## start Record list

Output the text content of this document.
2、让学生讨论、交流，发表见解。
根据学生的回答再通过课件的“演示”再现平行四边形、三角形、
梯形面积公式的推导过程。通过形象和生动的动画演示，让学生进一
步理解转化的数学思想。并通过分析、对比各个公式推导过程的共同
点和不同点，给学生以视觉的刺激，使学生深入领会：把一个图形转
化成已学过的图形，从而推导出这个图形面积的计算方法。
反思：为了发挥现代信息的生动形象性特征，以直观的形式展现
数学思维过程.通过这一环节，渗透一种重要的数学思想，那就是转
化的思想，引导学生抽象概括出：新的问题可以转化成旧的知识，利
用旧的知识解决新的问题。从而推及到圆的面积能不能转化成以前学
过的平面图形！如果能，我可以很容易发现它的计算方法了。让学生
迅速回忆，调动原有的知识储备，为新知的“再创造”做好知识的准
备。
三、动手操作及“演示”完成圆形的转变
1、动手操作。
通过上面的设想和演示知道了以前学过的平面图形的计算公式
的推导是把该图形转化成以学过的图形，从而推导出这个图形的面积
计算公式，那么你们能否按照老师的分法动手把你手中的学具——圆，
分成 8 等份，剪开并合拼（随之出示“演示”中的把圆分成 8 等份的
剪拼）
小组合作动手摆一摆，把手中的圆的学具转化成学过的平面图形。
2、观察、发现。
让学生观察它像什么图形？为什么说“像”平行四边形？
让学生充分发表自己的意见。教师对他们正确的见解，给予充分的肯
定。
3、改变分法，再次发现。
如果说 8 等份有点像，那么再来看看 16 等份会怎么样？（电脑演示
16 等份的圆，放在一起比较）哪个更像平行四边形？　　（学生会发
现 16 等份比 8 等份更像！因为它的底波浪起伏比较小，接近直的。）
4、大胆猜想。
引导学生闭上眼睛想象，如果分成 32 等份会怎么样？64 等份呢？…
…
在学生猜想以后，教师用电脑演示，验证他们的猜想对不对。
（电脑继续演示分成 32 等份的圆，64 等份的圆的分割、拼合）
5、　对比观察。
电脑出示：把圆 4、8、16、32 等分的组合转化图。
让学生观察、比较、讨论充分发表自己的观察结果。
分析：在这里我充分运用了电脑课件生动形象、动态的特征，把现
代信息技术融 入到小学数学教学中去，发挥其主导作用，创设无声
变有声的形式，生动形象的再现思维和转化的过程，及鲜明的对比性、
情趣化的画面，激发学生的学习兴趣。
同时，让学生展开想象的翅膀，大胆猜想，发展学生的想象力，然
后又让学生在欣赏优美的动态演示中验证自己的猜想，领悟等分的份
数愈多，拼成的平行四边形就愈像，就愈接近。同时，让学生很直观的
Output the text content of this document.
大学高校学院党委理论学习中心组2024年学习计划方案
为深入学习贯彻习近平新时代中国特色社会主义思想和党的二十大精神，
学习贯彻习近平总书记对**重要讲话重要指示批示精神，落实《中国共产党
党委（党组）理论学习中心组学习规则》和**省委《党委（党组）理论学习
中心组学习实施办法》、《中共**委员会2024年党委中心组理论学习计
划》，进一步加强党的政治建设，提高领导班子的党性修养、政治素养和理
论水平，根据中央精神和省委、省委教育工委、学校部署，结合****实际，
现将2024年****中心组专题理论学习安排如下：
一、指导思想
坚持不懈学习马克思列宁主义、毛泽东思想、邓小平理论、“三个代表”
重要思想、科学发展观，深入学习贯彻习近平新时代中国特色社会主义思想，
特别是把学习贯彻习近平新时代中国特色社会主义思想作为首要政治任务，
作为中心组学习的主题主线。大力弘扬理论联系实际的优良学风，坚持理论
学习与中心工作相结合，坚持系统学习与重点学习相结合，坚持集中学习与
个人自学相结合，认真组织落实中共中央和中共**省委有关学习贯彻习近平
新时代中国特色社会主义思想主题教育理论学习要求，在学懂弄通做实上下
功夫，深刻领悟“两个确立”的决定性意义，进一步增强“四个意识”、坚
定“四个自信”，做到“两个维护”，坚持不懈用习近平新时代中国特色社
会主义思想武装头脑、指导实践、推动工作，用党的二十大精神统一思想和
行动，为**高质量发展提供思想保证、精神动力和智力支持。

## end Record list

Work to complete:
From the entries above, collect every line with the string "大胆猜想" in it.

Right answer:
4、大胆猜想。
同时，让学生展开想象的翅膀，大胆猜想，发展学生的想象力，然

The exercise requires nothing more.